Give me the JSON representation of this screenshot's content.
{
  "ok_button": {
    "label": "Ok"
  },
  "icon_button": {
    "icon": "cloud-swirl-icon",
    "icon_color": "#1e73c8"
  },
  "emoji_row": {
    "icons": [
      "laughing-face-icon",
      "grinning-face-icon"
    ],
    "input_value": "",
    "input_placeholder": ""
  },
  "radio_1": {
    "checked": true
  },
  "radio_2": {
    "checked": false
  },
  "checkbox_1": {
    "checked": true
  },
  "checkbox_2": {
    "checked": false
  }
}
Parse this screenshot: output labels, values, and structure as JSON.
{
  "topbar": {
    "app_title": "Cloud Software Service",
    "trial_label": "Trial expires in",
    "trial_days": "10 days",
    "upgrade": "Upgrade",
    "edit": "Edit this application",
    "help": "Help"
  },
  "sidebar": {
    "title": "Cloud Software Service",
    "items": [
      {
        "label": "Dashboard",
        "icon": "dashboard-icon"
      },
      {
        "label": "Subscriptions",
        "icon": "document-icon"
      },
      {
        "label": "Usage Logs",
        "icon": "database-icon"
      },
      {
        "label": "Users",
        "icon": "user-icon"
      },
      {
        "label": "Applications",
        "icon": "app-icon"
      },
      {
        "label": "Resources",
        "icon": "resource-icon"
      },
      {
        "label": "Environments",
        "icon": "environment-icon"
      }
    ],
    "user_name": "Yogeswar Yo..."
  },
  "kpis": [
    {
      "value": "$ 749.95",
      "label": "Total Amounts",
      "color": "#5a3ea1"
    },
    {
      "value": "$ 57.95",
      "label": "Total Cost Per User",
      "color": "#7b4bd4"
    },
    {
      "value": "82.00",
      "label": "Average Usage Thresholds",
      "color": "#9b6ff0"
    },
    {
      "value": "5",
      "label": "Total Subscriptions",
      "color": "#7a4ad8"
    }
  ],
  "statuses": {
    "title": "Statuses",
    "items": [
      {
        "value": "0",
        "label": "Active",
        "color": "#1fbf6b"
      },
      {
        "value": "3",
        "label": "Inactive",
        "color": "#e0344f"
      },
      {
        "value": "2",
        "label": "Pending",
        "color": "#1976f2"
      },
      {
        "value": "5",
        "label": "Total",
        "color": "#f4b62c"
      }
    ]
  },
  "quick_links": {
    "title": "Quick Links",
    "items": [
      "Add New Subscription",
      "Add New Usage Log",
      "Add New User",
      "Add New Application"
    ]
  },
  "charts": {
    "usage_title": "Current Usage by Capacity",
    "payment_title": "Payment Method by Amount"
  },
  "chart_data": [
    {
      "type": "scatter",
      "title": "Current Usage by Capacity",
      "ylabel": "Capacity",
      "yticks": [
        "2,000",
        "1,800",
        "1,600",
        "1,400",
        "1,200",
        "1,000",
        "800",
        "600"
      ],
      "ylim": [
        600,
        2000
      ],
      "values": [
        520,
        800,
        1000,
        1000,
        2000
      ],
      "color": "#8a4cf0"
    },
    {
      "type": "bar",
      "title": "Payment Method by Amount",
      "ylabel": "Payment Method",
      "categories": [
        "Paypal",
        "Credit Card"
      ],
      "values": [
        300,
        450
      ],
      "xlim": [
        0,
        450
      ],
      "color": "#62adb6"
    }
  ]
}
*****
#### What you have to do:
Report every line containing the word "JSON" from the listing above.

#### Solved problem:
Give me the JSON representation of this screenshot's content.
Parse this screenshot: output labels, values, and structure as JSON.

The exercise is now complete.